What is expected
Search the material for the word "type" and copy each line that holds it.

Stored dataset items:
==============================
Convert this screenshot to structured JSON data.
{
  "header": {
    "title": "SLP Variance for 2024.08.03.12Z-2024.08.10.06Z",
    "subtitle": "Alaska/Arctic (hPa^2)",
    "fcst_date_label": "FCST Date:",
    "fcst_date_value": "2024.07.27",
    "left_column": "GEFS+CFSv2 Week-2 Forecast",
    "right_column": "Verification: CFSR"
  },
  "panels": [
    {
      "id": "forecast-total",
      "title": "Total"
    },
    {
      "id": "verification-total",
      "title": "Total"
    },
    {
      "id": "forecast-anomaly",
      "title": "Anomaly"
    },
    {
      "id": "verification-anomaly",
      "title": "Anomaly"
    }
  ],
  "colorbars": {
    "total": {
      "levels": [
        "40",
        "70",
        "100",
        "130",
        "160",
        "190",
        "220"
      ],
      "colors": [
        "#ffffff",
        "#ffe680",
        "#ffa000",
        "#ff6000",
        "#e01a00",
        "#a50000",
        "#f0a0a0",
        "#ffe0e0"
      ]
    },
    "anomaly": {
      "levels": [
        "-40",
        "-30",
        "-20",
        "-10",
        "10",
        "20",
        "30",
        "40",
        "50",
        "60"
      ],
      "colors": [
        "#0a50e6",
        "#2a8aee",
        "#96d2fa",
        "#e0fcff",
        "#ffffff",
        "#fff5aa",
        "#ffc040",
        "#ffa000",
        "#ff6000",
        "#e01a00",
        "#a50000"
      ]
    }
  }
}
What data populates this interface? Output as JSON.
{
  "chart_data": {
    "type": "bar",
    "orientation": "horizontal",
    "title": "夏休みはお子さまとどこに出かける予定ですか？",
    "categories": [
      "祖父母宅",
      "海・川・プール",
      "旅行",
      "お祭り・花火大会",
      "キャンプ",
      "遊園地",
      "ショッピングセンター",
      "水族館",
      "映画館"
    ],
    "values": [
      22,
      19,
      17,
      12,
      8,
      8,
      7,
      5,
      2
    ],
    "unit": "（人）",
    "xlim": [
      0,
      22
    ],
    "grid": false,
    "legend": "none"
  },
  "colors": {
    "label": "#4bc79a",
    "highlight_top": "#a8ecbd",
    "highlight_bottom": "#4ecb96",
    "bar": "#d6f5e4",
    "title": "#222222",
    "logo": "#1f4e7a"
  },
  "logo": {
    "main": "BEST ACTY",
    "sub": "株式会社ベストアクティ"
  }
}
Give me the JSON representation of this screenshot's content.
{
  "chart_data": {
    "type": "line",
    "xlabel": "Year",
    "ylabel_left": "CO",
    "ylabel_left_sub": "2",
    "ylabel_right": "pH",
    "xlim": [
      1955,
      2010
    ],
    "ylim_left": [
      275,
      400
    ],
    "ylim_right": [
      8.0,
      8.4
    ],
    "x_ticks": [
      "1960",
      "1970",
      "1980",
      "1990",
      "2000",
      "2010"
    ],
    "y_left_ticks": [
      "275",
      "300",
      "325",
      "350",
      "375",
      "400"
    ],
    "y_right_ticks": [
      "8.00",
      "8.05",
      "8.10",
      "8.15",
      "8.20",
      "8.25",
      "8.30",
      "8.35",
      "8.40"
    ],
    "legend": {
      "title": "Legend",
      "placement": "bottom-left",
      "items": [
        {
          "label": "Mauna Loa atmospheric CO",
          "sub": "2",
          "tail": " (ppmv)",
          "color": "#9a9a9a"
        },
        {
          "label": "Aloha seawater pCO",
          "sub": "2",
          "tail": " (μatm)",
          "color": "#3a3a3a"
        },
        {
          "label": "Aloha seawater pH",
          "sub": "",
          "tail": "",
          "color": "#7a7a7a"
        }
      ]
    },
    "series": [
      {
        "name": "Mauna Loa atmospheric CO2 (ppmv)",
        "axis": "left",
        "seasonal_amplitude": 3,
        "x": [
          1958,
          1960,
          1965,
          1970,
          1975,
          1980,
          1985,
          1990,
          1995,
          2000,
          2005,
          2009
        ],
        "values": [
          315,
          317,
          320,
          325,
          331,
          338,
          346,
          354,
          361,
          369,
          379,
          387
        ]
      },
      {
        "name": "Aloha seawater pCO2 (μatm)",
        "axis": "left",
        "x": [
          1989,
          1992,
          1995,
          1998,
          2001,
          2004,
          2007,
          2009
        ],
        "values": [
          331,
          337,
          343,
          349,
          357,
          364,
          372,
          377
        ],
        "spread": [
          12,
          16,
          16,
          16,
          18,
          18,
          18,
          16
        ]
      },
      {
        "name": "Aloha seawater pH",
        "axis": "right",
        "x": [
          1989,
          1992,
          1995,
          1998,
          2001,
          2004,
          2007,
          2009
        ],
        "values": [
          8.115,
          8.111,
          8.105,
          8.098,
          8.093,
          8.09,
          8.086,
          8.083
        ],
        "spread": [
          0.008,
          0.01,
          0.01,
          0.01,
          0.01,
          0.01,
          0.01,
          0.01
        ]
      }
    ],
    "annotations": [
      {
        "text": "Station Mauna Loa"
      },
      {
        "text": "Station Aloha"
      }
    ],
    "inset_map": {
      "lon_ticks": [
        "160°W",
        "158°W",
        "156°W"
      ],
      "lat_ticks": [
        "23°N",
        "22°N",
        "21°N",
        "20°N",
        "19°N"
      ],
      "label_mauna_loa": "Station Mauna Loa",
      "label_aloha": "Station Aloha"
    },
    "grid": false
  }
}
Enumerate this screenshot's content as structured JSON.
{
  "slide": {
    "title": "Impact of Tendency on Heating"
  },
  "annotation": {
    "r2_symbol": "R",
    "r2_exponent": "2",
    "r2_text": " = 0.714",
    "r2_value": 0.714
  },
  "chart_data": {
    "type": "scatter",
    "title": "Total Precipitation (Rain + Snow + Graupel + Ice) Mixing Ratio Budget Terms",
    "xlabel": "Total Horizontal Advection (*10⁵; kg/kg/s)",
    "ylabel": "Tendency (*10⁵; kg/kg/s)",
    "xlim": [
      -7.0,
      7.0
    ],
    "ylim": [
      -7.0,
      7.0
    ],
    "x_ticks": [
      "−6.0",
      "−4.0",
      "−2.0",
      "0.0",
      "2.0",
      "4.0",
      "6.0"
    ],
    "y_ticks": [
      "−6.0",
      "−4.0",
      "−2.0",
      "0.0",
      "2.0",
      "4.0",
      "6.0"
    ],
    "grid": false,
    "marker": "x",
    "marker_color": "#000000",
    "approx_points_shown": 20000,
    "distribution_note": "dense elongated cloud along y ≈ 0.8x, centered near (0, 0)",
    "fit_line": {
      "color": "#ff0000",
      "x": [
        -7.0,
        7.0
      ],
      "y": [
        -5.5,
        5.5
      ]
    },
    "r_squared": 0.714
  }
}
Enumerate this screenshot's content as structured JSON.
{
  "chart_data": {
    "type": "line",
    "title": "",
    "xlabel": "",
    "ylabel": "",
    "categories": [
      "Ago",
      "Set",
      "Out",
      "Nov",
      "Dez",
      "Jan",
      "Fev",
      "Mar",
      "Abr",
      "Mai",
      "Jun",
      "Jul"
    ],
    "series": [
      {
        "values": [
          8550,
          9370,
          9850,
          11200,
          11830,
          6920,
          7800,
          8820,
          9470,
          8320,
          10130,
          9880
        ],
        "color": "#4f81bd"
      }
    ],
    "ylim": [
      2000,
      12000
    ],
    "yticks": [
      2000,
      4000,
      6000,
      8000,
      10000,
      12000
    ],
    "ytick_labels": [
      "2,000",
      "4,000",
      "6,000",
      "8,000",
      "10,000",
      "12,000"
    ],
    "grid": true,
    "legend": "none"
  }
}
==============================
Answer
    "type": "bar",
    "type": "line",
    "type": "scatter",
    "type": "line",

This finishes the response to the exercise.